--- DATASET ENTRIES ---
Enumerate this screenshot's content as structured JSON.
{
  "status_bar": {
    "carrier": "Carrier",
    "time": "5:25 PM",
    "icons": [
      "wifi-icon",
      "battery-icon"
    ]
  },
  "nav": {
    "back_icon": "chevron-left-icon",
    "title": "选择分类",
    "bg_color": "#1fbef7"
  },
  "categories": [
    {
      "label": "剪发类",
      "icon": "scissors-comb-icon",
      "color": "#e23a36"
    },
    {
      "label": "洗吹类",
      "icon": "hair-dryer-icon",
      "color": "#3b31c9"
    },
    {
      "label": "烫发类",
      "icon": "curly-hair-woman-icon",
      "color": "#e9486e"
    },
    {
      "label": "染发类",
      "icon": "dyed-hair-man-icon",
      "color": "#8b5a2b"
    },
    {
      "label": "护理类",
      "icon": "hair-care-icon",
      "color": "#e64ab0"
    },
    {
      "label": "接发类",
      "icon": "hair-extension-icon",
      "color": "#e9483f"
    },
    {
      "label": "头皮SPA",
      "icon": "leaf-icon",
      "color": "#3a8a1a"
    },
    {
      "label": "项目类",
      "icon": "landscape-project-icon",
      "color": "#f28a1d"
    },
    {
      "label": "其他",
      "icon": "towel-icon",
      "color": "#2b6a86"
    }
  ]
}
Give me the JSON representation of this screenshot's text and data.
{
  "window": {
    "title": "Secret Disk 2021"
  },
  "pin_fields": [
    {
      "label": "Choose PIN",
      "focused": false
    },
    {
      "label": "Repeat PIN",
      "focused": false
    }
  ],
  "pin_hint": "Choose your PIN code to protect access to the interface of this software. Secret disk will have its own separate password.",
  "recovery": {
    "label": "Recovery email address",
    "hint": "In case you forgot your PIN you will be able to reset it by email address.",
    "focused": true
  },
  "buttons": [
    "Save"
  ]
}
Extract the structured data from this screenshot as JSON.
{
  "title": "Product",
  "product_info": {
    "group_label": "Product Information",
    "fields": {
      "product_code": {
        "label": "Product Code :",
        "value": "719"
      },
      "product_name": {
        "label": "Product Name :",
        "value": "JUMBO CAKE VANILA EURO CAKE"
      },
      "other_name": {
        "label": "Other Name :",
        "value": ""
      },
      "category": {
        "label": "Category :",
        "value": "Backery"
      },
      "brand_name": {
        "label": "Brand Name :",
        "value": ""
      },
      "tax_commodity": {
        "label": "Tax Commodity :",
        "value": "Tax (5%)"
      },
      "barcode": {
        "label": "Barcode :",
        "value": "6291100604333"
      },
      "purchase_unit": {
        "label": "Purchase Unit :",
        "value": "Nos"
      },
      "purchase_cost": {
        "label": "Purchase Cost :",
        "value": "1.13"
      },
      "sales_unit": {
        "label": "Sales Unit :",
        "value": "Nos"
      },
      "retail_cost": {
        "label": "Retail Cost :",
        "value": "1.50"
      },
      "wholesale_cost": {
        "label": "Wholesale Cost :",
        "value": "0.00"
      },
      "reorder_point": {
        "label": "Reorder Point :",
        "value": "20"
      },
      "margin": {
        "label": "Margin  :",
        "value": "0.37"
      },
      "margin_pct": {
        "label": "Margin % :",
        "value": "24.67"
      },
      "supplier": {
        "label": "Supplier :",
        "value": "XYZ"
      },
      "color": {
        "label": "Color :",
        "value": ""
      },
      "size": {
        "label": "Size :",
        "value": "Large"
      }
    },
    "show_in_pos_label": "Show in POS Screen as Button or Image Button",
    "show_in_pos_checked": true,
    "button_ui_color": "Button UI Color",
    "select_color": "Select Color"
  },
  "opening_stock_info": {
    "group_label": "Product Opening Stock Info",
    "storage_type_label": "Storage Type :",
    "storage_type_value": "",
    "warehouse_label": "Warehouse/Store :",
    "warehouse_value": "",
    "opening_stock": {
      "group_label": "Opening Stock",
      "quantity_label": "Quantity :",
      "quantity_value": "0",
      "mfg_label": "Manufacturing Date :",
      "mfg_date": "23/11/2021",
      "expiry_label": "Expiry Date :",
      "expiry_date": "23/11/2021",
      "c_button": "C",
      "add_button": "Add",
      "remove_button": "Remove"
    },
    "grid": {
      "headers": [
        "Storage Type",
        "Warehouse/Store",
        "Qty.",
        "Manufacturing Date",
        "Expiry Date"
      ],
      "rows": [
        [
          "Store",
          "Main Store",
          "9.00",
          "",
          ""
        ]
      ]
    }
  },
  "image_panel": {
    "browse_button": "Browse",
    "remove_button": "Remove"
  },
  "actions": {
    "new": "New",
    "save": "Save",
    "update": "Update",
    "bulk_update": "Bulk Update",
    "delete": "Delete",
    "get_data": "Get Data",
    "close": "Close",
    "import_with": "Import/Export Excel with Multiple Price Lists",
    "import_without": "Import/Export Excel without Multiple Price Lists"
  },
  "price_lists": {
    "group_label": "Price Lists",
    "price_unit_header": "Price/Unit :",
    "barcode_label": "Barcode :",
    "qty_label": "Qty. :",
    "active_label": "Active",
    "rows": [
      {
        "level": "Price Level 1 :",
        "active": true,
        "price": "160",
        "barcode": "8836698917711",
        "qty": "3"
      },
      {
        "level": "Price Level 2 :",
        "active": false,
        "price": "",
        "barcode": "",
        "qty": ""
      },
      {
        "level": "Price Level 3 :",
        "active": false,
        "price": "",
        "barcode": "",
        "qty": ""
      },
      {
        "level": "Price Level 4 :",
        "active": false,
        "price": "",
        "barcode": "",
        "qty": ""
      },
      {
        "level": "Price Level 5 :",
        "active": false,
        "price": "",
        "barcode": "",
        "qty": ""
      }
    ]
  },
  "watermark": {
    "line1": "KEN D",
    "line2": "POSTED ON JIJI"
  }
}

--- STATED TASK ---
Pick each line holding the word "hair" out of the data and copy it.

--- RESPONSE TO THIS EXERCISE ---
      "icon": "hair-dryer-icon",
      "icon": "curly-hair-woman-icon",
      "icon": "dyed-hair-man-icon",
      "icon": "hair-care-icon",
      "icon": "hair-extension-icon",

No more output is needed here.